- **Written instruction**
Copy each line below without leaving any out.

--- BEGIN Input rows ---

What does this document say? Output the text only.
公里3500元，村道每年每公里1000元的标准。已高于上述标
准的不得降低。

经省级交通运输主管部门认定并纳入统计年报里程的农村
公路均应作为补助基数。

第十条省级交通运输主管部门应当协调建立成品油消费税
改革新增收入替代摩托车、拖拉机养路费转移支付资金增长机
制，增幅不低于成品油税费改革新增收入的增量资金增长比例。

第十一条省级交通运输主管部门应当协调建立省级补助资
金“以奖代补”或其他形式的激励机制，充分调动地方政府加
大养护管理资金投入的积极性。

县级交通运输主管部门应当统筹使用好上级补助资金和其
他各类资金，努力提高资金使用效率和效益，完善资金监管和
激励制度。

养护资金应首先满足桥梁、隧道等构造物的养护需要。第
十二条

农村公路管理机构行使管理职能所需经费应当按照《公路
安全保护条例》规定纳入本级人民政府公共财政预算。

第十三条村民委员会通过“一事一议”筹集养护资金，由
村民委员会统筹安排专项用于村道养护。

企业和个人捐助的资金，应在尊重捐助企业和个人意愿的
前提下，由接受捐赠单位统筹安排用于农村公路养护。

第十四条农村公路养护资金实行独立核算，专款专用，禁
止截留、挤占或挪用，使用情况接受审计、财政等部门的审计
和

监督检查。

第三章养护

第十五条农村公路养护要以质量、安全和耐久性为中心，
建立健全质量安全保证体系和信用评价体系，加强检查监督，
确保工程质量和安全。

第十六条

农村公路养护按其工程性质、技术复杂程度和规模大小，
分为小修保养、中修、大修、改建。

--- END Input rows ---

- **The answer**
What does this document say? Output the text only.
公里3500元，村道每年每公里1000元的标准。已高于上述标
准的不得降低。

经省级交通运输主管部门认定并纳入统计年报里程的农村
公路均应作为补助基数。

第十条省级交通运输主管部门应当协调建立成品油消费税
改革新增收入替代摩托车、拖拉机养路费转移支付资金增长机
制，增幅不低于成品油税费改革新增收入的增量资金增长比例。

第十一条省级交通运输主管部门应当协调建立省级补助资
金“以奖代补”或其他形式的激励机制，充分调动地方政府加
大养护管理资金投入的积极性。

县级交通运输主管部门应当统筹使用好上级补助资金和其
他各类资金，努力提高资金使用效率和效益，完善资金监管和
激励制度。

养护资金应首先满足桥梁、隧道等构造物的养护需要。第
十二条

农村公路管理机构行使管理职能所需经费应当按照《公路
安全保护条例》规定纳入本级人民政府公共财政预算。

第十三条村民委员会通过“一事一议”筹集养护资金，由
村民委员会统筹安排专项用于村道养护。

企业和个人捐助的资金，应在尊重捐助企业和个人意愿的
前提下，由接受捐赠单位统筹安排用于农村公路养护。

第十四条农村公路养护资金实行独立核算，专款专用，禁
止截留、挤占或挪用，使用情况接受审计、财政等部门的审计
和

监督检查。

第三章养护

第十五条农村公路养护要以质量、安全和耐久性为中心，
建立健全质量安全保证体系和信用评价体系，加强检查监督，
确保工程质量和安全。

第十六条

农村公路养护按其工程性质、技术复杂程度和规模大小，
分为小修保养、中修、大修、改建。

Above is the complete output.